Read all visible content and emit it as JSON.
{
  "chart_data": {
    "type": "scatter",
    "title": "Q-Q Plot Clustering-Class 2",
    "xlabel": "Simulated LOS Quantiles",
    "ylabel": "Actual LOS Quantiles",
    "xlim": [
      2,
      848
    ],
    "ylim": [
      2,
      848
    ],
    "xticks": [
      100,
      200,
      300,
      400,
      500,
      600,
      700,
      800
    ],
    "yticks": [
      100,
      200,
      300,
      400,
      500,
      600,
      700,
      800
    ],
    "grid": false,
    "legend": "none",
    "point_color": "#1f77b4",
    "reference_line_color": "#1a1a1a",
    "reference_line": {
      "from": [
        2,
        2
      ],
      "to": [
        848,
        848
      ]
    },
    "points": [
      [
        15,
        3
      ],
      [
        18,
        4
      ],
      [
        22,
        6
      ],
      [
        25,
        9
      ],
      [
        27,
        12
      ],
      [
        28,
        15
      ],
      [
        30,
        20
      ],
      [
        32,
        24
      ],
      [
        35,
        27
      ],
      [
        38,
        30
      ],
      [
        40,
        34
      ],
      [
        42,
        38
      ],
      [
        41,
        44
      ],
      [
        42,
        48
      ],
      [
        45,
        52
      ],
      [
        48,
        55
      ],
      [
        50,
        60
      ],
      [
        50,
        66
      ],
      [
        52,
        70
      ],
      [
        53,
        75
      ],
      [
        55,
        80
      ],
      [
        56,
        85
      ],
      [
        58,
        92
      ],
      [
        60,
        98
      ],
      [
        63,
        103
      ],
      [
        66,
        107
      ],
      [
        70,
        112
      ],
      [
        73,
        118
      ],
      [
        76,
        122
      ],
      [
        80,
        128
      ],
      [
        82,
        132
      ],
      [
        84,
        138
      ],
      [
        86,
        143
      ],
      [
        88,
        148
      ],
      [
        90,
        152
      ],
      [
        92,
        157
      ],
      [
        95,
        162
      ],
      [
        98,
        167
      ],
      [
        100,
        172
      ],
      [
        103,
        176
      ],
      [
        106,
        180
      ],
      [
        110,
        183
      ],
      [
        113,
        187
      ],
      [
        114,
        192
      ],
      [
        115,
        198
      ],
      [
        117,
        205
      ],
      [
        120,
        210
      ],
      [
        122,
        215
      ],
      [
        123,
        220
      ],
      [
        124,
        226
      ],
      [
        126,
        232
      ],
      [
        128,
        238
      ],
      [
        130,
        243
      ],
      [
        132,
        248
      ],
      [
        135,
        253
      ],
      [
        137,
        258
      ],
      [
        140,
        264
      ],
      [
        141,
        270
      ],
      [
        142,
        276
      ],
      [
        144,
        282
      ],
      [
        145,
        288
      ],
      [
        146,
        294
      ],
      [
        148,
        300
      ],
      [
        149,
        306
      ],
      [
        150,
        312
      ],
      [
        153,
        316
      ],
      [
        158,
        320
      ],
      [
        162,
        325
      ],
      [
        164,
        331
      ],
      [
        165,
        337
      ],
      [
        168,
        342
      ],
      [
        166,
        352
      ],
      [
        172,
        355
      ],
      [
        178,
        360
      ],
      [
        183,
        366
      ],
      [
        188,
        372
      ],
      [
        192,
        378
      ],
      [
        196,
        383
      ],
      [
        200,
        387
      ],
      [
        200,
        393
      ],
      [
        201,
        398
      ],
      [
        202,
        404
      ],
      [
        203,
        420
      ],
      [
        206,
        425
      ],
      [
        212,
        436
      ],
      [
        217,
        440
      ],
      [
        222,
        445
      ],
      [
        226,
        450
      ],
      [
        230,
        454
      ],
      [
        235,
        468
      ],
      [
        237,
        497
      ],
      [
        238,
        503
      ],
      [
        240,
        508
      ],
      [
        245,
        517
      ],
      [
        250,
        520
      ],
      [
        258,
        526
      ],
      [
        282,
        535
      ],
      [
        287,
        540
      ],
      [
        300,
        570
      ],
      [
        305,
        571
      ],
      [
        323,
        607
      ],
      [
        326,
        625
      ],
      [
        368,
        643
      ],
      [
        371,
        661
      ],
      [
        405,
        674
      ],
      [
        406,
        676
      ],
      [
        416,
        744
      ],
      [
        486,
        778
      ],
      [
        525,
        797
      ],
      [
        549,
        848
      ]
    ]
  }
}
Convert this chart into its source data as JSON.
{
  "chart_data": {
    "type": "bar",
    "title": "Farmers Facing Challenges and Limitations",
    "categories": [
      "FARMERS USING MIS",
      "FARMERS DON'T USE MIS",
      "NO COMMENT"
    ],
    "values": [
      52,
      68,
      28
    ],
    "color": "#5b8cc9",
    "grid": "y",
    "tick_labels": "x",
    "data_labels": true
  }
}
=-=-=-=-=
*To do*.
Without leaving anything out, quote all the data.

*The solution*.
Read all visible content and emit it as JSON.
{
  "chart_data": {
    "type": "scatter",
    "title": "Q-Q Plot Clustering-Class 2",
    "xlabel": "Simulated LOS Quantiles",
    "ylabel": "Actual LOS Quantiles",
    "xlim": [
      2,
      848
    ],
    "ylim": [
      2,
      848
    ],
    "xticks": [
      100,
      200,
      300,
      400,
      500,
      600,
      700,
      800
    ],
    "yticks": [
      100,
      200,
      300,
      400,
      500,
      600,
      700,
      800
    ],
    "grid": false,
    "legend": "none",
    "point_color": "#1f77b4",
    "reference_line_color": "#1a1a1a",
    "reference_line": {
      "from": [
        2,
        2
      ],
      "to": [
        848,
        848
      ]
    },
    "points": [
      [
        15,
        3
      ],
      [
        18,
        4
      ],
      [
        22,
        6
      ],
      [
        25,
        9
      ],
      [
        27,
        12
      ],
      [
        28,
        15
      ],
      [
        30,
        20
      ],
      [
        32,
        24
      ],
      [
        35,
        27
      ],
      [
        38,
        30
      ],
      [
        40,
        34
      ],
      [
        42,
        38
      ],
      [
        41,
        44
      ],
      [
        42,
        48
      ],
      [
        45,
        52
      ],
      [
        48,
        55
      ],
      [
        50,
        60
      ],
      [
        50,
        66
      ],
      [
        52,
        70
      ],
      [
        53,
        75
      ],
      [
        55,
        80
      ],
      [
        56,
        85
      ],
      [
        58,
        92
      ],
      [
        60,
        98
      ],
      [
        63,
        103
      ],
      [
        66,
        107
      ],
      [
        70,
        112
      ],
      [
        73,
        118
      ],
      [
        76,
        122
      ],
      [
        80,
        128
      ],
      [
        82,
        132
      ],
      [
        84,
        138
      ],
      [
        86,
        143
      ],
      [
        88,
        148
      ],
      [
        90,
        152
      ],
      [
        92,
        157
      ],
      [
        95,
        162
      ],
      [
        98,
        167
      ],
      [
        100,
        172
      ],
      [
        103,
        176
      ],
      [
        106,
        180
      ],
      [
        110,
        183
      ],
      [
        113,
        187
      ],
      [
        114,
        192
      ],
      [
        115,
        198
      ],
      [
        117,
        205
      ],
      [
        120,
        210
      ],
      [
        122,
        215
      ],
      [
        123,
        220
      ],
      [
        124,
        226
      ],
      [
        126,
        232
      ],
      [
        128,
        238
      ],
      [
        130,
        243
      ],
      [
        132,
        248
      ],
      [
        135,
        253
      ],
      [
        137,
        258
      ],
      [
        140,
        264
      ],
      [
        141,
        270
      ],
      [
        142,
        276
      ],
      [
        144,
        282
      ],
      [
        145,
        288
      ],
      [
        146,
        294
      ],
      [
        148,
        300
      ],
      [
        149,
        306
      ],
      [
        150,
        312
      ],
      [
        153,
        316
      ],
      [
        158,
        320
      ],
      [
        162,
        325
      ],
      [
        164,
        331
      ],
      [
        165,
        337
      ],
      [
        168,
        342
      ],
      [
        166,
        352
      ],
      [
        172,
        355
      ],
      [
        178,
        360
      ],
      [
        183,
        366
      ],
      [
        188,
        372
      ],
      [
        192,
        378
      ],
      [
        196,
        383
      ],
      [
        200,
        387
      ],
      [
        200,
        393
      ],
      [
        201,
        398
      ],
      [
        202,
        404
      ],
      [
        203,
        420
      ],
      [
        206,
        425
      ],
      [
        212,
        436
      ],
      [
        217,
        440
      ],
      [
        222,
        445
      ],
      [
        226,
        450
      ],
      [
        230,
        454
      ],
      [
        235,
        468
      ],
      [
        237,
        497
      ],
      [
        238,
        503
      ],
      [
        240,
        508
      ],
      [
        245,
        517
      ],
      [
        250,
        520
      ],
      [
        258,
        526
      ],
      [
        282,
        535
      ],
      [
        287,
        540
      ],
      [
        300,
        570
      ],
      [
        305,
        571
      ],
      [
        323,
        607
      ],
      [
        326,
        625
      ],
      [
        368,
        643
      ],
      [
        371,
        661
      ],
      [
        405,
        674
      ],
      [
        406,
        676
      ],
      [
        416,
        744
      ],
      [
        486,
        778
      ],
      [
        525,
        797
      ],
      [
        549,
        848
      ]
    ]
  }
}
Convert this chart into its source data as JSON.
{
  "chart_data": {
    "type": "bar",
    "title": "Farmers Facing Challenges and Limitations",
    "categories": [
      "FARMERS USING MIS",
      "FARMERS DON'T USE MIS",
      "NO COMMENT"
    ],
    "values": [
      52,
      68,
      28
    ],
    "color": "#5b8cc9",
    "grid": "y",
    "tick_labels": "x",
    "data_labels": true
  }
}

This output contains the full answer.